GOAL: Output all lines exactly, with nothing added or dropped.

LISTING:

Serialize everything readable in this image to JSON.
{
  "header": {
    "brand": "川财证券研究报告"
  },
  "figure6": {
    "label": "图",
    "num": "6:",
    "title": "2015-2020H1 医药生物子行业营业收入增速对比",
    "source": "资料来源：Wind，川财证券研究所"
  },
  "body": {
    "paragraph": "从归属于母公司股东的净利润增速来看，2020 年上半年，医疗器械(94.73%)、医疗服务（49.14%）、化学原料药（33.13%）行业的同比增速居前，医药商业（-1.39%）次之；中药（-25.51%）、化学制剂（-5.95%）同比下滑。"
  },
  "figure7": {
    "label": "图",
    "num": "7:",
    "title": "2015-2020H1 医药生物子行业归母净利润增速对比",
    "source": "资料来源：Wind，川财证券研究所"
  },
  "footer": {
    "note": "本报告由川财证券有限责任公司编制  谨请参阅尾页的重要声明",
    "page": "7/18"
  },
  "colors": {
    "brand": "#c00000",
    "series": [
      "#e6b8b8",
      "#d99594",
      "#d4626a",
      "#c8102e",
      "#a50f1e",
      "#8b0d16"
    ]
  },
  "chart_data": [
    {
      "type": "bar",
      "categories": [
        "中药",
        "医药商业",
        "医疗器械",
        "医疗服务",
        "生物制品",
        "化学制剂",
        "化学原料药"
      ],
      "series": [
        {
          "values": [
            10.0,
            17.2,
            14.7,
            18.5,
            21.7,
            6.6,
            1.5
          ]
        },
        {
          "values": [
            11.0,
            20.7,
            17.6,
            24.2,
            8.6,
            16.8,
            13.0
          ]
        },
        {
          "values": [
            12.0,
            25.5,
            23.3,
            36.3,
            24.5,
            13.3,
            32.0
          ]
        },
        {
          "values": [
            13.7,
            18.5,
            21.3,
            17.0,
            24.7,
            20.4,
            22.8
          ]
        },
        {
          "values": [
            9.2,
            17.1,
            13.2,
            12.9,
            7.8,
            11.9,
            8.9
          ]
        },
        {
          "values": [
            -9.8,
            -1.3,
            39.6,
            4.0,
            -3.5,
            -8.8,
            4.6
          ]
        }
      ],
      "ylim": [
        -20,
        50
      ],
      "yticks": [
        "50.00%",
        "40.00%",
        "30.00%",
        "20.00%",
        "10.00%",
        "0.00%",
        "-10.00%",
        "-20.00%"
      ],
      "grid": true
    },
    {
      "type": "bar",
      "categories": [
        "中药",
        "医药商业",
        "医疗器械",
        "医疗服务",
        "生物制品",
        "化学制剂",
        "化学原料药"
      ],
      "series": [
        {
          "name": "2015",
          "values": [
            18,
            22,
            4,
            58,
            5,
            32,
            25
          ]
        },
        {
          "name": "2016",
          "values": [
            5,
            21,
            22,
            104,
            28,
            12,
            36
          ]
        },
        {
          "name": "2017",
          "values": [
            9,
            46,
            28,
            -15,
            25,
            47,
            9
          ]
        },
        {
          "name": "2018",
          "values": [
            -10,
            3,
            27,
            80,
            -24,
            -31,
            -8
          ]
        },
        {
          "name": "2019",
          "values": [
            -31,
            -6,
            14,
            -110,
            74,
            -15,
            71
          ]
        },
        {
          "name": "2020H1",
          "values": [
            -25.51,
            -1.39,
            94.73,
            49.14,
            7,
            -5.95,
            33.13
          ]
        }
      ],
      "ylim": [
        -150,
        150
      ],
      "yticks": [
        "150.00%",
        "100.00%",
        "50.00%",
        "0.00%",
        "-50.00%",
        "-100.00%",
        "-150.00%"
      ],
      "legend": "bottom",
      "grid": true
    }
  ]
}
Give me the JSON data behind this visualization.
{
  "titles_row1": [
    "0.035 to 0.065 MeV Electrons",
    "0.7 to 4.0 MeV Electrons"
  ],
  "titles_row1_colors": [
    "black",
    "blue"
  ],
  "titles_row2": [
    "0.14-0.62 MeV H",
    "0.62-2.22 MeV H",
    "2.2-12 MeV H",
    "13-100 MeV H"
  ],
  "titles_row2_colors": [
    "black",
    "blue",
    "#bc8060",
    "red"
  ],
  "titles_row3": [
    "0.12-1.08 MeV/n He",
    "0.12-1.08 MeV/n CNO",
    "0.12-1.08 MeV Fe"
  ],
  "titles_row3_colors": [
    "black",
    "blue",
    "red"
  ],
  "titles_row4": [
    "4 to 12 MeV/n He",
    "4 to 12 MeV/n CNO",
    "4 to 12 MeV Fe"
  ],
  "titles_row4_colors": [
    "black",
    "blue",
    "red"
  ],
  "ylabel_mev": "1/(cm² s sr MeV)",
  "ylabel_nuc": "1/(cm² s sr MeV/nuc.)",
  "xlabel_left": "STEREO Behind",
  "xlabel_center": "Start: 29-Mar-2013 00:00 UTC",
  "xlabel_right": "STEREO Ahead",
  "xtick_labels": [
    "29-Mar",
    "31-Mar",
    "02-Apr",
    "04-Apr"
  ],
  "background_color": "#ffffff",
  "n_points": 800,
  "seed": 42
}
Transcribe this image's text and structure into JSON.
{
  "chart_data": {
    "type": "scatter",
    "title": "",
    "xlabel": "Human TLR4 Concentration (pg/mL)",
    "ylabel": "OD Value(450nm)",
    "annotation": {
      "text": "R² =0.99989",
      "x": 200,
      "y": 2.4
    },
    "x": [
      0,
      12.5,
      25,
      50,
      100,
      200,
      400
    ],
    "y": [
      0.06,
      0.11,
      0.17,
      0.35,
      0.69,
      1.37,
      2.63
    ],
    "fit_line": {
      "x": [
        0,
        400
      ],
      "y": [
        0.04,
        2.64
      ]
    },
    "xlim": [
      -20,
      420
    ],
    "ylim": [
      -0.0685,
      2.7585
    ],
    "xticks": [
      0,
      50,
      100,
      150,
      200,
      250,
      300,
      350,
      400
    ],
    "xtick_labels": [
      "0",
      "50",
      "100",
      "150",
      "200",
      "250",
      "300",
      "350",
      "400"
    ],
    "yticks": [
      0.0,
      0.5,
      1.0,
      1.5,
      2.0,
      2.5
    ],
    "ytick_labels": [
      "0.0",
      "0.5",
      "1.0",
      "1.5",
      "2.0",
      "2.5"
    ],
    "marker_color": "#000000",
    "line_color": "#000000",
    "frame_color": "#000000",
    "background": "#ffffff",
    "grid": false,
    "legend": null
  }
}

EXERCISE ANSWER:
Serialize everything readable in this image to JSON.
{
  "header": {
    "brand": "川财证券研究报告"
  },
  "figure6": {
    "label": "图",
    "num": "6:",
    "title": "2015-2020H1 医药生物子行业营业收入增速对比",
    "source": "资料来源：Wind，川财证券研究所"
  },
  "body": {
    "paragraph": "从归属于母公司股东的净利润增速来看，2020 年上半年，医疗器械(94.73%)、医疗服务（49.14%）、化学原料药（33.13%）行业的同比增速居前，医药商业（-1.39%）次之；中药（-25.51%）、化学制剂（-5.95%）同比下滑。"
  },
  "figure7": {
    "label": "图",
    "num": "7:",
    "title": "2015-2020H1 医药生物子行业归母净利润增速对比",
    "source": "资料来源：Wind，川财证券研究所"
  },
  "footer": {
    "note": "本报告由川财证券有限责任公司编制  谨请参阅尾页的重要声明",
    "page": "7/18"
  },
  "colors": {
    "brand": "#c00000",
    "series": [
      "#e6b8b8",
      "#d99594",
      "#d4626a",
      "#c8102e",
      "#a50f1e",
      "#8b0d16"
    ]
  },
  "chart_data": [
    {
      "type": "bar",
      "categories": [
        "中药",
        "医药商业",
        "医疗器械",
        "医疗服务",
        "生物制品",
        "化学制剂",
        "化学原料药"
      ],
      "series": [
        {
          "values": [
            10.0,
            17.2,
            14.7,
            18.5,
            21.7,
            6.6,
            1.5
          ]
        },
        {
          "values": [
            11.0,
            20.7,
            17.6,
            24.2,
            8.6,
            16.8,
            13.0
          ]
        },
        {
          "values": [
            12.0,
            25.5,
            23.3,
            36.3,
            24.5,
            13.3,
            32.0
          ]
        },
        {
          "values": [
            13.7,
            18.5,
            21.3,
            17.0,
            24.7,
            20.4,
            22.8
          ]
        },
        {
          "values": [
            9.2,
            17.1,
            13.2,
            12.9,
            7.8,
            11.9,
            8.9
          ]
        },
        {
          "values": [
            -9.8,
            -1.3,
            39.6,
            4.0,
            -3.5,
            -8.8,
            4.6
          ]
        }
      ],
      "ylim": [
        -20,
        50
      ],
      "yticks": [
        "50.00%",
        "40.00%",
        "30.00%",
        "20.00%",
        "10.00%",
        "0.00%",
        "-10.00%",
        "-20.00%"
      ],
      "grid": true
    },
    {
      "type": "bar",
      "categories": [
        "中药",
        "医药商业",
        "医疗器械",
        "医疗服务",
        "生物制品",
        "化学制剂",
        "化学原料药"
      ],
      "series": [
        {
          "name": "2015",
          "values": [
            18,
            22,
            4,
            58,
            5,
            32,
            25
          ]
        },
        {
          "name": "2016",
          "values": [
            5,
            21,
            22,
            104,
            28,
            12,
            36
          ]
        },
        {
          "name": "2017",
          "values": [
            9,
            46,
            28,
            -15,
            25,
            47,
            9
          ]
        },
        {
          "name": "2018",
          "values": [
            -10,
            3,
            27,
            80,
            -24,
            -31,
            -8
          ]
        },
        {
          "name": "2019",
          "values": [
            -31,
            -6,
            14,
            -110,
            74,
            -15,
            71
          ]
        },
        {
          "name": "2020H1",
          "values": [
            -25.51,
            -1.39,
            94.73,
            49.14,
            7,
            -5.95,
            33.13
          ]
        }
      ],
      "ylim": [
        -150,
        150
      ],
      "yticks": [
        "150.00%",
        "100.00%",
        "50.00%",
        "0.00%",
        "-50.00%",
        "-100.00%",
        "-150.00%"
      ],
      "legend": "bottom",
      "grid": true
    }
  ]
}
Give me the JSON data behind this visualization.
{
  "titles_row1": [
    "0.035 to 0.065 MeV Electrons",
    "0.7 to 4.0 MeV Electrons"
  ],
  "titles_row1_colors": [
    "black",
    "blue"
  ],
  "titles_row2": [
    "0.14-0.62 MeV H",
    "0.62-2.22 MeV H",
    "2.2-12 MeV H",
    "13-100 MeV H"
  ],
  "titles_row2_colors": [
    "black",
    "blue",
    "#bc8060",
    "red"
  ],
  "titles_row3": [
    "0.12-1.08 MeV/n He",
    "0.12-1.08 MeV/n CNO",
    "0.12-1.08 MeV Fe"
  ],
  "titles_row3_colors": [
    "black",
    "blue",
    "red"
  ],
  "titles_row4": [
    "4 to 12 MeV/n He",
    "4 to 12 MeV/n CNO",
    "4 to 12 MeV Fe"
  ],
  "titles_row4_colors": [
    "black",
    "blue",
    "red"
  ],
  "ylabel_mev": "1/(cm² s sr MeV)",
  "ylabel_nuc": "1/(cm² s sr MeV/nuc.)",
  "xlabel_left": "STEREO Behind",
  "xlabel_center": "Start: 29-Mar-2013 00:00 UTC",
  "xlabel_right": "STEREO Ahead",
  "xtick_labels": [
    "29-Mar",
    "31-Mar",
    "02-Apr",
    "04-Apr"
  ],
  "background_color": "#ffffff",
  "n_points": 800,
  "seed": 42
}
Transcribe this image's text and structure into JSON.
{
  "chart_data": {
    "type": "scatter",
    "title": "",
    "xlabel": "Human TLR4 Concentration (pg/mL)",
    "ylabel": "OD Value(450nm)",
    "annotation": {
      "text": "R² =0.99989",
      "x": 200,
      "y": 2.4
    },
    "x": [
      0,
      12.5,
      25,
      50,
      100,
      200,
      400
    ],
    "y": [
      0.06,
      0.11,
      0.17,
      0.35,
      0.69,
      1.37,
      2.63
    ],
    "fit_line": {
      "x": [
        0,
        400
      ],
      "y": [
        0.04,
        2.64
      ]
    },
    "xlim": [
      -20,
      420
    ],
    "ylim": [
      -0.0685,
      2.7585
    ],
    "xticks": [
      0,
      50,
      100,
      150,
      200,
      250,
      300,
      350,
      400
    ],
    "xtick_labels": [
      "0",
      "50",
      "100",
      "150",
      "200",
      "250",
      "300",
      "350",
      "400"
    ],
    "yticks": [
      0.0,
      0.5,
      1.0,
      1.5,
      2.0,
      2.5
    ],
    "ytick_labels": [
      "0.0",
      "0.5",
      "1.0",
      "1.5",
      "2.0",
      "2.5"
    ],
    "marker_color": "#000000",
    "line_color": "#000000",
    "frame_color": "#000000",
    "background": "#ffffff",
    "grid": false,
    "legend": null
  }
}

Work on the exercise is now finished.